+++ Estratto del testo
HAITI OTTO ANNI DOPO IL TERREMOTO CHE DEVASTÓ L’ISOLA. Tra un cuore che non si arrende e una “resistenza” a prova di tutto

“Non posso parlare”
“Non posso parlare”

Jean Dominique -si dice che sia il miglior giornalista di Haiti di tutti i tempi- era solito dire che l’haitiano si esprime più con segni che con parole. L’abitante di Haiti parla realmente poco quando parla (mi si scusi la ridondanza): o meglio, gesticola, ride a crepapelle, grida, mima, tocca il suo o i suoi interlocutori e, a volte, cammina, corre, salta, si rannicchia. È come se la parola non solo volesse articolarsi, dirsi e comunicarsi (ovvero, uscire semplicemente dalla bocca come una voce che veicola significati), ma anche mettere in scena, teatralizzare, “drammatizzare”, ri-creare il contesto, la vita, la storia, il mondo. La conversazione spontanea tra gli haitiani è tutta una messa in scena (una performance teatrale improvvisata) che è piacevole da vedersi. Questa forma di parlare corrisponde alla struttura della lingua che gli haitiani hanno inventato: il creolo. È un linguaggio tessuto da frasi incomplete, puntini di sospensione, pause inaspettate che, paradossalmente, sono altamente significative. Se si rimane solo con i significati letterali delle frasi e di ciò che si dice verbalmente, sicuramente si capirà molto poco del senso di quello che si vuole comunicare. Il creolo è una forma d’esprimersi intrecciata, composta da silenzi ricchi di significato che tentano di superare i limiti di questo idioma e, in certi casi – come vedremo subito-, dicono l’indicibile. Il silenzio si converte in un secondo linguaggio (comune) che solamente gli haitiani e chi conosce in profondità la loro cultura possono interpretare correttamente.
++++++
+++ Insieme di dati
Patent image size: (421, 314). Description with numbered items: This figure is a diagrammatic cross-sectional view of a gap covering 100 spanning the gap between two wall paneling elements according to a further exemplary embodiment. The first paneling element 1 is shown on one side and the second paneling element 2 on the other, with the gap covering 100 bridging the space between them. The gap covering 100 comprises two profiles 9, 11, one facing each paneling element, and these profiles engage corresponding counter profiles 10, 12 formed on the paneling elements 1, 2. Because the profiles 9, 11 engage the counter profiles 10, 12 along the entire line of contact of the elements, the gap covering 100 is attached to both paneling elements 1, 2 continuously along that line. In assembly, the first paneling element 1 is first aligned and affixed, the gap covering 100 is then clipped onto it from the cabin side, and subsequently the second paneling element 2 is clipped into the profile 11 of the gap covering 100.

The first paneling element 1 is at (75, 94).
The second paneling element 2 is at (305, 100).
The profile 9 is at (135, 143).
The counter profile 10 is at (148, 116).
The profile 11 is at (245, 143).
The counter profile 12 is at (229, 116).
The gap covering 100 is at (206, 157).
++++++
* _Istruzioni di lavoro_
a) Si risponda alle seguenti domande sul brano relativo a Haiti:
(i) Quale lingua hanno inventato gli haitiani?
(ii) Quanti anni dopo il terremoto è ambientato il titolo?
(iii) Chi era solito dire che l'haitiano si esprime più con segni che con parole?
b) Modificare tutti i record sostituendo "Patent image size" con "Drawing size", lasciando invariato tutto il resto.

* _Le risposte_
a)
(i) Il creolo.
(ii) Otto anni.
(iii) Jean Dominique.

b)
Drawing size: (421, 314). Description with numbered items: This figure is a diagrammatic cross-sectional view of a gap covering 100 spanning the gap between two wall paneling elements according to a further exemplary embodiment. The first paneling element 1 is shown on one side and the second paneling element 2 on the other, with the gap covering 100 bridging the space between them. The gap covering 100 comprises two profiles 9, 11, one facing each paneling element, and these profiles engage corresponding counter profiles 10, 12 formed on the paneling elements 1, 2. Because the profiles 9, 11 engage the counter profiles 10, 12 along the entire line of contact of the elements, the gap covering 100 is attached to both paneling elements 1, 2 continuously along that line. In assembly, the first paneling element 1 is first aligned and affixed, the gap covering 100 is then clipped onto it from the cabin side, and subsequently the second paneling element 2 is clipped into the profile 11 of the gap covering 100.

The first paneling element 1 is at (75, 94).
The second paneling element 2 is at (305, 100).
The profile 9 is at (135, 143).
The counter profile 10 is at (148, 116).
The profile 11 is at (245, 143).
The counter profile 12 is at (229, 116).
The gap covering 100 is at (206, 157).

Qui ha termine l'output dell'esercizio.